[Begin Available records]

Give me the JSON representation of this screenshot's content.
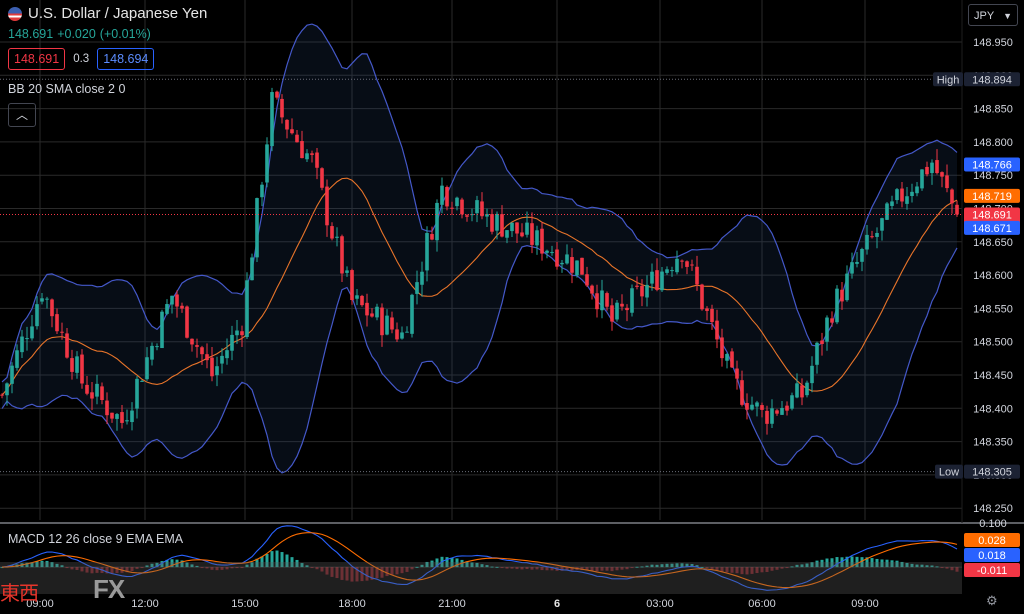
{
  "header": {
    "symbol": "U.S. Dollar / Japanese Yen",
    "last": "148.691",
    "change": "+0.020",
    "change_pct": "(+0.01%)",
    "sell": "148.691",
    "spread": "0.3",
    "buy": "148.694",
    "bb_label": "BB 20 SMA close 2 0",
    "macd_label": "MACD 12 26 close 9 EMA EMA",
    "collapse_icon": "chevron-up-icon",
    "currency": "JPY"
  },
  "watermark": {
    "kanji": "東西",
    "fx": "FX"
  },
  "colors": {
    "up": "#26a69a",
    "down": "#f23645",
    "band": "#4458c9",
    "basis": "#e8742a",
    "grid": "#2a2a2a",
    "blue_tag": "#2962ff",
    "orange_tag": "#ff6d00",
    "red_tag": "#f23645"
  },
  "chart_data": {
    "type": "candlestick",
    "price_axis": {
      "min": 148.25,
      "max": 148.95,
      "ticks": [
        "148.250",
        "148.300",
        "148.350",
        "148.400",
        "148.450",
        "148.500",
        "148.550",
        "148.600",
        "148.650",
        "148.700",
        "148.750",
        "148.800",
        "148.850",
        "148.900",
        "148.950"
      ],
      "high_label": "High",
      "high_value": "148.894",
      "low_label": "Low",
      "low_value": "148.305"
    },
    "price_tags": [
      {
        "value": 148.766,
        "label": "148.766",
        "color": "#2962ff"
      },
      {
        "value": 148.719,
        "label": "148.719",
        "color": "#ff6d00"
      },
      {
        "value": 148.691,
        "label": "148.691",
        "color": "#f23645",
        "sub": "04:20"
      },
      {
        "value": 148.671,
        "label": "148.671",
        "color": "#2962ff"
      }
    ],
    "time_axis": [
      "09:00",
      "12:00",
      "15:00",
      "18:00",
      "21:00",
      "6",
      "03:00",
      "06:00",
      "09:00"
    ],
    "anchors": [
      [
        0,
        148.42
      ],
      [
        8,
        148.58
      ],
      [
        16,
        148.44
      ],
      [
        24,
        148.38
      ],
      [
        34,
        148.57
      ],
      [
        42,
        148.45
      ],
      [
        48,
        148.53
      ],
      [
        54,
        148.86
      ],
      [
        62,
        148.77
      ],
      [
        70,
        148.56
      ],
      [
        80,
        148.51
      ],
      [
        88,
        148.73
      ],
      [
        96,
        148.69
      ],
      [
        110,
        148.64
      ],
      [
        116,
        148.61
      ],
      [
        122,
        148.53
      ],
      [
        130,
        148.59
      ],
      [
        136,
        148.64
      ],
      [
        146,
        148.44
      ],
      [
        152,
        148.39
      ],
      [
        160,
        148.42
      ],
      [
        166,
        148.55
      ],
      [
        172,
        148.63
      ],
      [
        180,
        148.72
      ],
      [
        186,
        148.77
      ],
      [
        191,
        148.691
      ]
    ],
    "macd": {
      "min": -0.03,
      "max": 0.1,
      "ticks": [
        "0.100"
      ],
      "tags": [
        {
          "label": "0.028",
          "value": 0.028,
          "color": "#ff6d00"
        },
        {
          "label": "0.018",
          "value": 0.018,
          "color": "#2962ff"
        },
        {
          "label": "-0.011",
          "value": -0.011,
          "color": "#f23645"
        }
      ]
    }
  }
}
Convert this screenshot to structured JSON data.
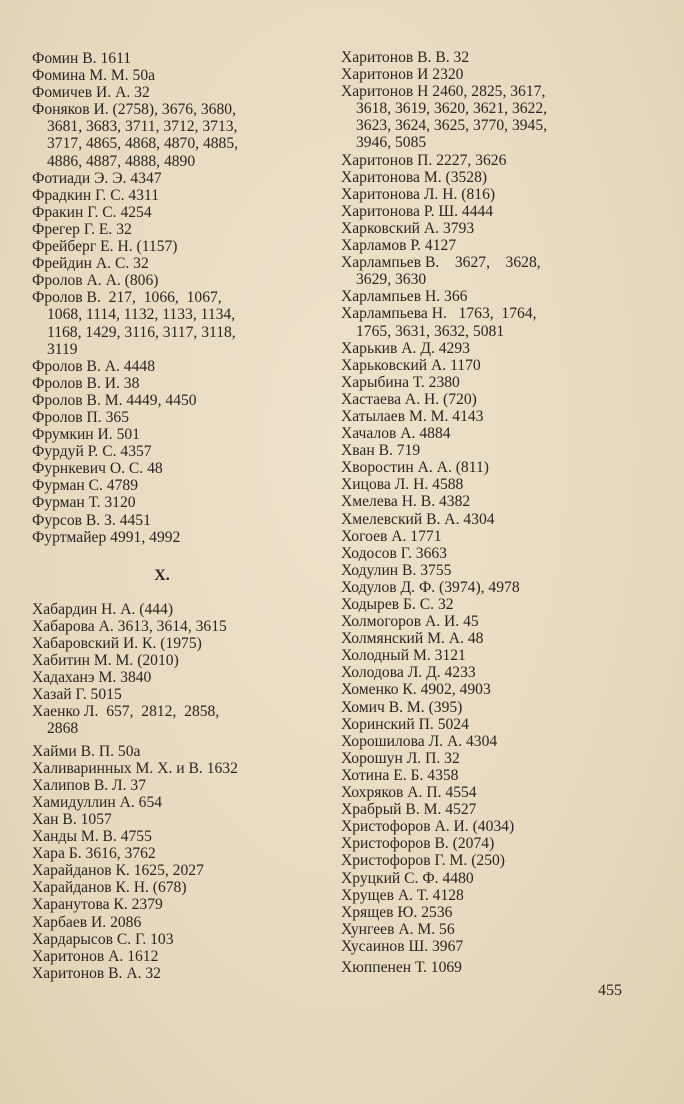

[End Available records]

● Problem details: Without the pictures, print the whole listing exactly as given.

● Task response:
Give me the JSON representation of this screenshot's content.
{
  "header": {
    "symbol": "U.S. Dollar / Japanese Yen",
    "last": "148.691",
    "change": "+0.020",
    "change_pct": "(+0.01%)",
    "sell": "148.691",
    "spread": "0.3",
    "buy": "148.694",
    "bb_label": "BB 20 SMA close 2 0",
    "macd_label": "MACD 12 26 close 9 EMA EMA",
    "collapse_icon": "chevron-up-icon",
    "currency": "JPY"
  },
  "watermark": {
    "kanji": "東西",
    "fx": "FX"
  },
  "colors": {
    "up": "#26a69a",
    "down": "#f23645",
    "band": "#4458c9",
    "basis": "#e8742a",
    "grid": "#2a2a2a",
    "blue_tag": "#2962ff",
    "orange_tag": "#ff6d00",
    "red_tag": "#f23645"
  },
  "chart_data": {
    "type": "candlestick",
    "price_axis": {
      "min": 148.25,
      "max": 148.95,
      "ticks": [
        "148.250",
        "148.300",
        "148.350",
        "148.400",
        "148.450",
        "148.500",
        "148.550",
        "148.600",
        "148.650",
        "148.700",
        "148.750",
        "148.800",
        "148.850",
        "148.900",
        "148.950"
      ],
      "high_label": "High",
      "high_value": "148.894",
      "low_label": "Low",
      "low_value": "148.305"
    },
    "price_tags": [
      {
        "value": 148.766,
        "label": "148.766",
        "color": "#2962ff"
      },
      {
        "value": 148.719,
        "label": "148.719",
        "color": "#ff6d00"
      },
      {
        "value": 148.691,
        "label": "148.691",
        "color": "#f23645",
        "sub": "04:20"
      },
      {
        "value": 148.671,
        "label": "148.671",
        "color": "#2962ff"
      }
    ],
    "time_axis": [
      "09:00",
      "12:00",
      "15:00",
      "18:00",
      "21:00",
      "6",
      "03:00",
      "06:00",
      "09:00"
    ],
    "anchors": [
      [
        0,
        148.42
      ],
      [
        8,
        148.58
      ],
      [
        16,
        148.44
      ],
      [
        24,
        148.38
      ],
      [
        34,
        148.57
      ],
      [
        42,
        148.45
      ],
      [
        48,
        148.53
      ],
      [
        54,
        148.86
      ],
      [
        62,
        148.77
      ],
      [
        70,
        148.56
      ],
      [
        80,
        148.51
      ],
      [
        88,
        148.73
      ],
      [
        96,
        148.69
      ],
      [
        110,
        148.64
      ],
      [
        116,
        148.61
      ],
      [
        122,
        148.53
      ],
      [
        130,
        148.59
      ],
      [
        136,
        148.64
      ],
      [
        146,
        148.44
      ],
      [
        152,
        148.39
      ],
      [
        160,
        148.42
      ],
      [
        166,
        148.55
      ],
      [
        172,
        148.63
      ],
      [
        180,
        148.72
      ],
      [
        186,
        148.77
      ],
      [
        191,
        148.691
      ]
    ],
    "macd": {
      "min": -0.03,
      "max": 0.1,
      "ticks": [
        "0.100"
      ],
      "tags": [
        {
          "label": "0.028",
          "value": 0.028,
          "color": "#ff6d00"
        },
        {
          "label": "0.018",
          "value": 0.018,
          "color": "#2962ff"
        },
        {
          "label": "-0.011",
          "value": -0.011,
          "color": "#f23645"
        }
      ]
    }
  }
}
Convert this screenshot to structured JSON data.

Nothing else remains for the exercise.